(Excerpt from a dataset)
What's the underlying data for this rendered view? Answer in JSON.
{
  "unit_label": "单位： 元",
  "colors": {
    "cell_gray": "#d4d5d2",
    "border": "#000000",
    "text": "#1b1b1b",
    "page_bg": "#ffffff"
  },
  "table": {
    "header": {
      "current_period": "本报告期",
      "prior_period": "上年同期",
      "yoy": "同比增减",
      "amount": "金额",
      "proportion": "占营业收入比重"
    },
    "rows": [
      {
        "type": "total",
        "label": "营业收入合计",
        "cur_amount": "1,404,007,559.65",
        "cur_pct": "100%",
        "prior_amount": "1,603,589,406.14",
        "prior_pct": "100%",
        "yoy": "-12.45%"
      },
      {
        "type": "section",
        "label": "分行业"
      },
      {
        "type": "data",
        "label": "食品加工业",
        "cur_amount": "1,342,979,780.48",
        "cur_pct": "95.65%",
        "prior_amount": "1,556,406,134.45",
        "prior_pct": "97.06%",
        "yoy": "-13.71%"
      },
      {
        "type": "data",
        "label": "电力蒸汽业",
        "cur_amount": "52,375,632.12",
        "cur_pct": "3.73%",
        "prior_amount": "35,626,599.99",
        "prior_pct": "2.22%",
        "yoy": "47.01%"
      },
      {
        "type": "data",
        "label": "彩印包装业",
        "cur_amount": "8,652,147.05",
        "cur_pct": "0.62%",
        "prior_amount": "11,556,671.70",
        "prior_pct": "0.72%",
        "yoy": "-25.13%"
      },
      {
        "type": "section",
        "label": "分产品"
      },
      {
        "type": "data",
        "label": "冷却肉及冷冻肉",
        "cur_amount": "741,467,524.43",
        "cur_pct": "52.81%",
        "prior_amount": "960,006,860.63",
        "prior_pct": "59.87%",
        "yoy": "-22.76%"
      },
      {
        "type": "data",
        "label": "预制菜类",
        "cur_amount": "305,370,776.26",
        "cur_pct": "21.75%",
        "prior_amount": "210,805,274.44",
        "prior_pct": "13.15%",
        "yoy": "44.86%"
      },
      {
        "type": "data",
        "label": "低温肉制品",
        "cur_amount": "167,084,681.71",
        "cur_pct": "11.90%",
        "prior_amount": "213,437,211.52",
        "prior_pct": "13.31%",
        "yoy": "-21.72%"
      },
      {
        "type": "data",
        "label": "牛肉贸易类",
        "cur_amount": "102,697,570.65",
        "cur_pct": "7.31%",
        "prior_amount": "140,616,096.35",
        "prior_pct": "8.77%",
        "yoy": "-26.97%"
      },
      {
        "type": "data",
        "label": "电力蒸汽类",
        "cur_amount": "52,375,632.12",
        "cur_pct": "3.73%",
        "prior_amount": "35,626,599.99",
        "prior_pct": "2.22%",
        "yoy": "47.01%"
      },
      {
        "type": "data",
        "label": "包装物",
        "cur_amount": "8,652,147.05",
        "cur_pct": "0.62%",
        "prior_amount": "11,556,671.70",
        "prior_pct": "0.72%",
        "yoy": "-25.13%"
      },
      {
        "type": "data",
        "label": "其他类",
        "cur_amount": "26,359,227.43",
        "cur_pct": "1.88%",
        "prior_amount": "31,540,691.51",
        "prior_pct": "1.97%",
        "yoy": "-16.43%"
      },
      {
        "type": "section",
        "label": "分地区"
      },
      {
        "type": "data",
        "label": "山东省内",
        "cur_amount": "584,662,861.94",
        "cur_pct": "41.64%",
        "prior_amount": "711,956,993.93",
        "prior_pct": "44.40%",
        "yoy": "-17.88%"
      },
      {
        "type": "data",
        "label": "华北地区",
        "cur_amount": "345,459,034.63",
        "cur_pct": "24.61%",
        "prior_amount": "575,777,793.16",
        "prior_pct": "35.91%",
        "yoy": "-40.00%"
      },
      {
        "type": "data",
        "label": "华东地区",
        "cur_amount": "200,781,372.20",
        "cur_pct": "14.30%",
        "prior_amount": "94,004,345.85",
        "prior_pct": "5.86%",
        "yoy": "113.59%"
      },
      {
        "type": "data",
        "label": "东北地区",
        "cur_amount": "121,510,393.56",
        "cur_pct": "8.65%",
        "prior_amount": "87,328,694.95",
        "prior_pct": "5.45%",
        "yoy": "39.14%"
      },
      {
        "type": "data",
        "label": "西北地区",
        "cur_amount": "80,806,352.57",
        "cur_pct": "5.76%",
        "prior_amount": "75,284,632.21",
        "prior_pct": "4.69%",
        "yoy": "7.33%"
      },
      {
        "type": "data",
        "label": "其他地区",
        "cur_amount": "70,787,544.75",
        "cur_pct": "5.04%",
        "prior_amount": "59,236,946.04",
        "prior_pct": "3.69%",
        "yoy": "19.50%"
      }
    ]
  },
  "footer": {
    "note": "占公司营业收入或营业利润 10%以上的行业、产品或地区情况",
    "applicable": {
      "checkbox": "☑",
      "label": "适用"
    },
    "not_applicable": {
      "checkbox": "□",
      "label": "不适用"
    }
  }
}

**TASK BRIEF**
Output the complete data exactly as written.

**EXPECTED OUTPUT**
What's the underlying data for this rendered view? Answer in JSON.
{
  "unit_label": "单位： 元",
  "colors": {
    "cell_gray": "#d4d5d2",
    "border": "#000000",
    "text": "#1b1b1b",
    "page_bg": "#ffffff"
  },
  "table": {
    "header": {
      "current_period": "本报告期",
      "prior_period": "上年同期",
      "yoy": "同比增减",
      "amount": "金额",
      "proportion": "占营业收入比重"
    },
    "rows": [
      {
        "type": "total",
        "label": "营业收入合计",
        "cur_amount": "1,404,007,559.65",
        "cur_pct": "100%",
        "prior_amount": "1,603,589,406.14",
        "prior_pct": "100%",
        "yoy": "-12.45%"
      },
      {
        "type": "section",
        "label": "分行业"
      },
      {
        "type": "data",
        "label": "食品加工业",
        "cur_amount": "1,342,979,780.48",
        "cur_pct": "95.65%",
        "prior_amount": "1,556,406,134.45",
        "prior_pct": "97.06%",
        "yoy": "-13.71%"
      },
      {
        "type": "data",
        "label": "电力蒸汽业",
        "cur_amount": "52,375,632.12",
        "cur_pct": "3.73%",
        "prior_amount": "35,626,599.99",
        "prior_pct": "2.22%",
        "yoy": "47.01%"
      },
      {
        "type": "data",
        "label": "彩印包装业",
        "cur_amount": "8,652,147.05",
        "cur_pct": "0.62%",
        "prior_amount": "11,556,671.70",
        "prior_pct": "0.72%",
        "yoy": "-25.13%"
      },
      {
        "type": "section",
        "label": "分产品"
      },
      {
        "type": "data",
        "label": "冷却肉及冷冻肉",
        "cur_amount": "741,467,524.43",
        "cur_pct": "52.81%",
        "prior_amount": "960,006,860.63",
        "prior_pct": "59.87%",
        "yoy": "-22.76%"
      },
      {
        "type": "data",
        "label": "预制菜类",
        "cur_amount": "305,370,776.26",
        "cur_pct": "21.75%",
        "prior_amount": "210,805,274.44",
        "prior_pct": "13.15%",
        "yoy": "44.86%"
      },
      {
        "type": "data",
        "label": "低温肉制品",
        "cur_amount": "167,084,681.71",
        "cur_pct": "11.90%",
        "prior_amount": "213,437,211.52",
        "prior_pct": "13.31%",
        "yoy": "-21.72%"
      },
      {
        "type": "data",
        "label": "牛肉贸易类",
        "cur_amount": "102,697,570.65",
        "cur_pct": "7.31%",
        "prior_amount": "140,616,096.35",
        "prior_pct": "8.77%",
        "yoy": "-26.97%"
      },
      {
        "type": "data",
        "label": "电力蒸汽类",
        "cur_amount": "52,375,632.12",
        "cur_pct": "3.73%",
        "prior_amount": "35,626,599.99",
        "prior_pct": "2.22%",
        "yoy": "47.01%"
      },
      {
        "type": "data",
        "label": "包装物",
        "cur_amount": "8,652,147.05",
        "cur_pct": "0.62%",
        "prior_amount": "11,556,671.70",
        "prior_pct": "0.72%",
        "yoy": "-25.13%"
      },
      {
        "type": "data",
        "label": "其他类",
        "cur_amount": "26,359,227.43",
        "cur_pct": "1.88%",
        "prior_amount": "31,540,691.51",
        "prior_pct": "1.97%",
        "yoy": "-16.43%"
      },
      {
        "type": "section",
        "label": "分地区"
      },
      {
        "type": "data",
        "label": "山东省内",
        "cur_amount": "584,662,861.94",
        "cur_pct": "41.64%",
        "prior_amount": "711,956,993.93",
        "prior_pct": "44.40%",
        "yoy": "-17.88%"
      },
      {
        "type": "data",
        "label": "华北地区",
        "cur_amount": "345,459,034.63",
        "cur_pct": "24.61%",
        "prior_amount": "575,777,793.16",
        "prior_pct": "35.91%",
        "yoy": "-40.00%"
      },
      {
        "type": "data",
        "label": "华东地区",
        "cur_amount": "200,781,372.20",
        "cur_pct": "14.30%",
        "prior_amount": "94,004,345.85",
        "prior_pct": "5.86%",
        "yoy": "113.59%"
      },
      {
        "type": "data",
        "label": "东北地区",
        "cur_amount": "121,510,393.56",
        "cur_pct": "8.65%",
        "prior_amount": "87,328,694.95",
        "prior_pct": "5.45%",
        "yoy": "39.14%"
      },
      {
        "type": "data",
        "label": "西北地区",
        "cur_amount": "80,806,352.57",
        "cur_pct": "5.76%",
        "prior_amount": "75,284,632.21",
        "prior_pct": "4.69%",
        "yoy": "7.33%"
      },
      {
        "type": "data",
        "label": "其他地区",
        "cur_amount": "70,787,544.75",
        "cur_pct": "5.04%",
        "prior_amount": "59,236,946.04",
        "prior_pct": "3.69%",
        "yoy": "19.50%"
      }
    ]
  },
  "footer": {
    "note": "占公司营业收入或营业利润 10%以上的行业、产品或地区情况",
    "applicable": {
      "checkbox": "☑",
      "label": "适用"
    },
    "not_applicable": {
      "checkbox": "□",
      "label": "不适用"
    }
  }
}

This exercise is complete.